Dataset records
+ + + + +
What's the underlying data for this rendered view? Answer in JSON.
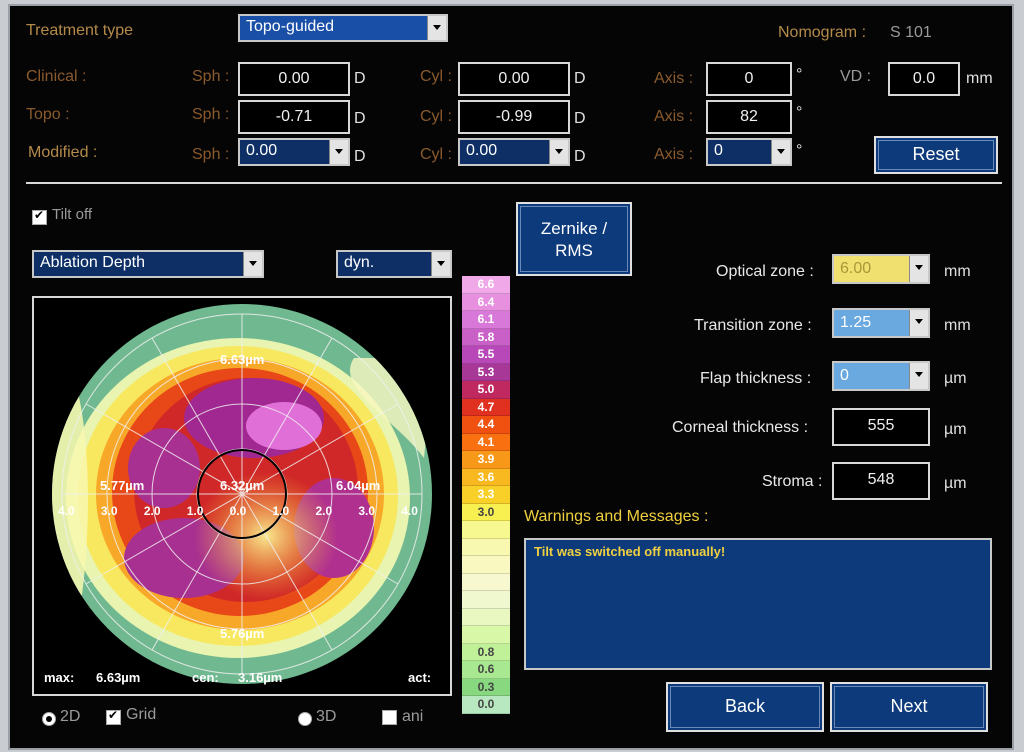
{
  "header": {
    "treatment_type_label": "Treatment type",
    "treatment_type_value": "Topo-guided",
    "nomogram_label": "Nomogram :",
    "nomogram_value": "S 101"
  },
  "refraction": {
    "rows": [
      {
        "label": "Clinical :",
        "sph_label": "Sph :",
        "sph": "0.00",
        "cyl_label": "Cyl :",
        "cyl": "0.00",
        "axis_label": "Axis :",
        "axis": "0"
      },
      {
        "label": "Topo :",
        "sph_label": "Sph :",
        "sph": "-0.71",
        "cyl_label": "Cyl :",
        "cyl": "-0.99",
        "axis_label": "Axis :",
        "axis": "82"
      },
      {
        "label": "Modified :",
        "sph_label": "Sph :",
        "sph": "0.00",
        "cyl_label": "Cyl :",
        "cyl": "0.00",
        "axis_label": "Axis :",
        "axis": "0"
      }
    ],
    "unit_d": "D",
    "unit_deg": "°",
    "vd_label": "VD :",
    "vd_value": "0.0",
    "vd_unit": "mm",
    "reset_label": "Reset"
  },
  "map": {
    "tilt_label": "Tilt off",
    "map_type": "Ablation Depth",
    "scale_mode": "dyn.",
    "zernike_label": "Zernike / RMS",
    "labels": {
      "top": "6.63µm",
      "left": "5.77µm",
      "center": "6.32µm",
      "right": "6.04µm",
      "bottom": "5.76µm"
    },
    "axis_ticks": [
      "4.0",
      "3.0",
      "2.0",
      "1.0",
      "0.0",
      "1.0",
      "2.0",
      "3.0",
      "4.0"
    ],
    "max_label": "max:",
    "max_value": "6.63µm",
    "cen_label": "cen:",
    "cen_value": "3.16µm",
    "act_label": "act:",
    "view_2d": "2D",
    "grid_label": "Grid",
    "view_3d": "3D",
    "ani_label": "ani"
  },
  "color_scale": {
    "values": [
      "6.6",
      "6.4",
      "6.1",
      "5.8",
      "5.5",
      "5.3",
      "5.0",
      "4.7",
      "4.4",
      "4.1",
      "3.9",
      "3.6",
      "3.3",
      "3.0",
      "",
      "",
      "",
      "",
      "",
      "",
      "",
      "0.8",
      "0.6",
      "0.3",
      "0.0"
    ],
    "colors": [
      "#f0a8e8",
      "#e890e0",
      "#d878d8",
      "#c860c8",
      "#b848b8",
      "#a83898",
      "#c02860",
      "#e03020",
      "#f05010",
      "#f87010",
      "#f89818",
      "#f8b820",
      "#f8d028",
      "#f8f050",
      "#f8f890",
      "#f8f8b0",
      "#f8f8c0",
      "#f8f8d0",
      "#f0f8d0",
      "#e8f8c0",
      "#d8f8a8",
      "#c0f098",
      "#a8e890",
      "#88d880",
      "#b8e8c0"
    ]
  },
  "parameters": {
    "optical_zone_label": "Optical zone :",
    "optical_zone_value": "6.00",
    "transition_zone_label": "Transition zone :",
    "transition_zone_value": "1.25",
    "flap_label": "Flap thickness :",
    "flap_value": "0",
    "corneal_label": "Corneal thickness :",
    "corneal_value": "555",
    "stroma_label": "Stroma :",
    "stroma_value": "548",
    "unit_mm": "mm",
    "unit_um": "µm"
  },
  "messages": {
    "title": "Warnings and Messages :",
    "text": "Tilt was switched off manually!"
  },
  "nav": {
    "back_label": "Back",
    "next_label": "Next"
  }
}
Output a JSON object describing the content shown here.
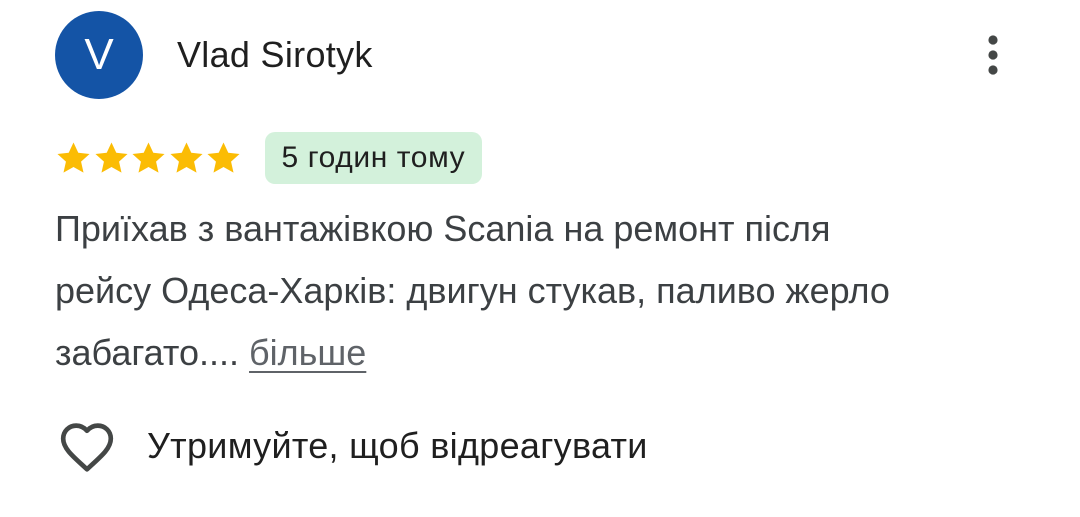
{
  "review": {
    "author": {
      "avatar_letter": "V",
      "avatar_color": "#1454a6",
      "name": "Vlad Sirotyk"
    },
    "menu_icon": "more-vert-icon",
    "rating": {
      "stars": 5,
      "max": 5,
      "star_color": "#fbbc04"
    },
    "time_ago": "5 годин тому",
    "badge_color": "#d3f1db",
    "text_line_1": "Приїхав з вантажівкою Scania на ремонт після",
    "text_line_2": "рейсу Одеса-Харків: двигун стукав, паливо жерло",
    "text_line_3": "забагато.... ",
    "more_label": "більше",
    "react": {
      "icon": "heart-outline-icon",
      "label": "Утримуйте, щоб відреагувати"
    }
  }
}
+ + + + +
Keep the pictures out and write out the records exactly.

## Written response
What's the underlying data for this rendered view? Answer in JSON.
{
  "header": {
    "treatment_type_label": "Treatment type",
    "treatment_type_value": "Topo-guided",
    "nomogram_label": "Nomogram :",
    "nomogram_value": "S 101"
  },
  "refraction": {
    "rows": [
      {
        "label": "Clinical :",
        "sph_label": "Sph :",
        "sph": "0.00",
        "cyl_label": "Cyl :",
        "cyl": "0.00",
        "axis_label": "Axis :",
        "axis": "0"
      },
      {
        "label": "Topo :",
        "sph_label": "Sph :",
        "sph": "-0.71",
        "cyl_label": "Cyl :",
        "cyl": "-0.99",
        "axis_label": "Axis :",
        "axis": "82"
      },
      {
        "label": "Modified :",
        "sph_label": "Sph :",
        "sph": "0.00",
        "cyl_label": "Cyl :",
        "cyl": "0.00",
        "axis_label": "Axis :",
        "axis": "0"
      }
    ],
    "unit_d": "D",
    "unit_deg": "°",
    "vd_label": "VD :",
    "vd_value": "0.0",
    "vd_unit": "mm",
    "reset_label": "Reset"
  },
  "map": {
    "tilt_label": "Tilt off",
    "map_type": "Ablation Depth",
    "scale_mode": "dyn.",
    "zernike_label": "Zernike / RMS",
    "labels": {
      "top": "6.63µm",
      "left": "5.77µm",
      "center": "6.32µm",
      "right": "6.04µm",
      "bottom": "5.76µm"
    },
    "axis_ticks": [
      "4.0",
      "3.0",
      "2.0",
      "1.0",
      "0.0",
      "1.0",
      "2.0",
      "3.0",
      "4.0"
    ],
    "max_label": "max:",
    "max_value": "6.63µm",
    "cen_label": "cen:",
    "cen_value": "3.16µm",
    "act_label": "act:",
    "view_2d": "2D",
    "grid_label": "Grid",
    "view_3d": "3D",
    "ani_label": "ani"
  },
  "color_scale": {
    "values": [
      "6.6",
      "6.4",
      "6.1",
      "5.8",
      "5.5",
      "5.3",
      "5.0",
      "4.7",
      "4.4",
      "4.1",
      "3.9",
      "3.6",
      "3.3",
      "3.0",
      "",
      "",
      "",
      "",
      "",
      "",
      "",
      "0.8",
      "0.6",
      "0.3",
      "0.0"
    ],
    "colors": [
      "#f0a8e8",
      "#e890e0",
      "#d878d8",
      "#c860c8",
      "#b848b8",
      "#a83898",
      "#c02860",
      "#e03020",
      "#f05010",
      "#f87010",
      "#f89818",
      "#f8b820",
      "#f8d028",
      "#f8f050",
      "#f8f890",
      "#f8f8b0",
      "#f8f8c0",
      "#f8f8d0",
      "#f0f8d0",
      "#e8f8c0",
      "#d8f8a8",
      "#c0f098",
      "#a8e890",
      "#88d880",
      "#b8e8c0"
    ]
  },
  "parameters": {
    "optical_zone_label": "Optical zone :",
    "optical_zone_value": "6.00",
    "transition_zone_label": "Transition zone :",
    "transition_zone_value": "1.25",
    "flap_label": "Flap thickness :",
    "flap_value": "0",
    "corneal_label": "Corneal thickness :",
    "corneal_value": "555",
    "stroma_label": "Stroma :",
    "stroma_value": "548",
    "unit_mm": "mm",
    "unit_um": "µm"
  },
  "messages": {
    "title": "Warnings and Messages :",
    "text": "Tilt was switched off manually!"
  },
  "nav": {
    "back_label": "Back",
    "next_label": "Next"
  }
}
Output a JSON object describing the content shown here.
{
  "review": {
    "author": {
      "avatar_letter": "V",
      "avatar_color": "#1454a6",
      "name": "Vlad Sirotyk"
    },
    "menu_icon": "more-vert-icon",
    "rating": {
      "stars": 5,
      "max": 5,
      "star_color": "#fbbc04"
    },
    "time_ago": "5 годин тому",
    "badge_color": "#d3f1db",
    "text_line_1": "Приїхав з вантажівкою Scania на ремонт після",
    "text_line_2": "рейсу Одеса-Харків: двигун стукав, паливо жерло",
    "text_line_3": "забагато.... ",
    "more_label": "більше",
    "react": {
      "icon": "heart-outline-icon",
      "label": "Утримуйте, щоб відреагувати"
    }
  }
}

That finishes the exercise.